Your objective: From the entries below, gather each line containing the word "this".

Data excerpts:

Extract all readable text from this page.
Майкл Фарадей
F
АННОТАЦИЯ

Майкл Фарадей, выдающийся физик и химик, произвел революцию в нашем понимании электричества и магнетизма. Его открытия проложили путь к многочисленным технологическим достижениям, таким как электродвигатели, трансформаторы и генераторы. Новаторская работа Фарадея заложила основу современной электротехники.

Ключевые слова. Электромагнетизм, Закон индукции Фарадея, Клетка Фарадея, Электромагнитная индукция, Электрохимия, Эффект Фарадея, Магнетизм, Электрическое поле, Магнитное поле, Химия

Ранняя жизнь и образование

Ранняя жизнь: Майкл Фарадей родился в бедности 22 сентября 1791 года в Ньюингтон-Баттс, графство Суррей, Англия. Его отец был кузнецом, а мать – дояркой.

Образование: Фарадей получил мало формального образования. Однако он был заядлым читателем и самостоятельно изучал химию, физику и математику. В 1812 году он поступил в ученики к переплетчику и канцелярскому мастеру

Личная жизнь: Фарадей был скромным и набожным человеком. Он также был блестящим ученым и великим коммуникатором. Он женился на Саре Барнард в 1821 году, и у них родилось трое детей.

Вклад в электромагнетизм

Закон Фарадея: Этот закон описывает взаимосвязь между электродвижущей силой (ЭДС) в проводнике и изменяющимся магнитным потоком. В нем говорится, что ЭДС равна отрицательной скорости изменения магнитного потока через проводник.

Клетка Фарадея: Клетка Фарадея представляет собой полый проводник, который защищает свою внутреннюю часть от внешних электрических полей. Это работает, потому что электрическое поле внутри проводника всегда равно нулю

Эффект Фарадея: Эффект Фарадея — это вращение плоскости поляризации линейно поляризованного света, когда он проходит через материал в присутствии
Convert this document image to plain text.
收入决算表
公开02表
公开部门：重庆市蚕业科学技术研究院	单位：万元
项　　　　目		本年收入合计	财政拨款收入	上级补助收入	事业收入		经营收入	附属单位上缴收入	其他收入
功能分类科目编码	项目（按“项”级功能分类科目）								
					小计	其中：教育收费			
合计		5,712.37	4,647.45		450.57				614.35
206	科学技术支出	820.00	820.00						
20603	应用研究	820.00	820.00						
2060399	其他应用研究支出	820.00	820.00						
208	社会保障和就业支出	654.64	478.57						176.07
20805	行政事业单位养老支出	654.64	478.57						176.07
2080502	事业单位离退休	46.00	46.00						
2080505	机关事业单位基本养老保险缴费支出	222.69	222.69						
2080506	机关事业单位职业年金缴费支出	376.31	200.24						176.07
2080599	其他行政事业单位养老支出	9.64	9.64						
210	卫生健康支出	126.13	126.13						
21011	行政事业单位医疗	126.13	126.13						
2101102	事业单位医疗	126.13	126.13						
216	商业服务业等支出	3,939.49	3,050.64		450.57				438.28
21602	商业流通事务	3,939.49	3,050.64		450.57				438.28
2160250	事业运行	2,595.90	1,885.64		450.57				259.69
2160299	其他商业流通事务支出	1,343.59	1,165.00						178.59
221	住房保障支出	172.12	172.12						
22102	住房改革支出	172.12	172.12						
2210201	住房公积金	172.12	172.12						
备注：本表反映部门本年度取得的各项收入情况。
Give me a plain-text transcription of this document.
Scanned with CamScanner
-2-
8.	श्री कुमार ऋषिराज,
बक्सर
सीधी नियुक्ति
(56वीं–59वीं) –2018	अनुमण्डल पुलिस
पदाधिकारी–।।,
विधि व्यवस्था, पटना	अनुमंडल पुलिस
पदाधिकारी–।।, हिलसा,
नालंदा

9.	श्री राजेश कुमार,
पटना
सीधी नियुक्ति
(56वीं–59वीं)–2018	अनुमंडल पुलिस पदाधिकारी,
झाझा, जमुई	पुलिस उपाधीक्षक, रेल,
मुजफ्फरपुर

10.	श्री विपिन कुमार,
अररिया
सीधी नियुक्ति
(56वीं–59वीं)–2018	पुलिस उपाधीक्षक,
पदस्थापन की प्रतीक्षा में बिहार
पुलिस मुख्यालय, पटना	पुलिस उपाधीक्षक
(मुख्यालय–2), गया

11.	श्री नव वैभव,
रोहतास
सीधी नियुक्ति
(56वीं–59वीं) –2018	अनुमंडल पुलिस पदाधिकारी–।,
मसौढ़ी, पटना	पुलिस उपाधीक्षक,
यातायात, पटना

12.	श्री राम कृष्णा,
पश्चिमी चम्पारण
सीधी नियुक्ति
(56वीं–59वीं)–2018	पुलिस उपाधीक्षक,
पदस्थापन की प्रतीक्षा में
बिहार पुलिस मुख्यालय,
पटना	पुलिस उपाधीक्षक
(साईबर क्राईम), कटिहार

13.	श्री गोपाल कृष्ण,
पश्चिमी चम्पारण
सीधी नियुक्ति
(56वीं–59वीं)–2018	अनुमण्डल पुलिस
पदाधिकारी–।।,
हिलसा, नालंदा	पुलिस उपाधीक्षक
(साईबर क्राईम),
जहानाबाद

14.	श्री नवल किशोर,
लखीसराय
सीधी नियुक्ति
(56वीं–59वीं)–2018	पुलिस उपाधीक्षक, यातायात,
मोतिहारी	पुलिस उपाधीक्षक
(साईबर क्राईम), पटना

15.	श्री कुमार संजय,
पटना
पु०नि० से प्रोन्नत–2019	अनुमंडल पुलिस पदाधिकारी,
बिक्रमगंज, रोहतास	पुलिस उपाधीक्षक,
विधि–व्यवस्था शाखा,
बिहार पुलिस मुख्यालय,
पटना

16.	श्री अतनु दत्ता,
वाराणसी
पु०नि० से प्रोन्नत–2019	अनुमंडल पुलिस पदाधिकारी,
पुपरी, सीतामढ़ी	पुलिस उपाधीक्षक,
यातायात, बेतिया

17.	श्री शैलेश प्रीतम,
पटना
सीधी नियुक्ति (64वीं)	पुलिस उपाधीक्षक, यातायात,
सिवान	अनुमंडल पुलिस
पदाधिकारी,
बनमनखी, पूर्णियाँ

Final result:
Extract all readable text from this page.
Convert this document image to plain text.
Give me a plain-text transcription of this document.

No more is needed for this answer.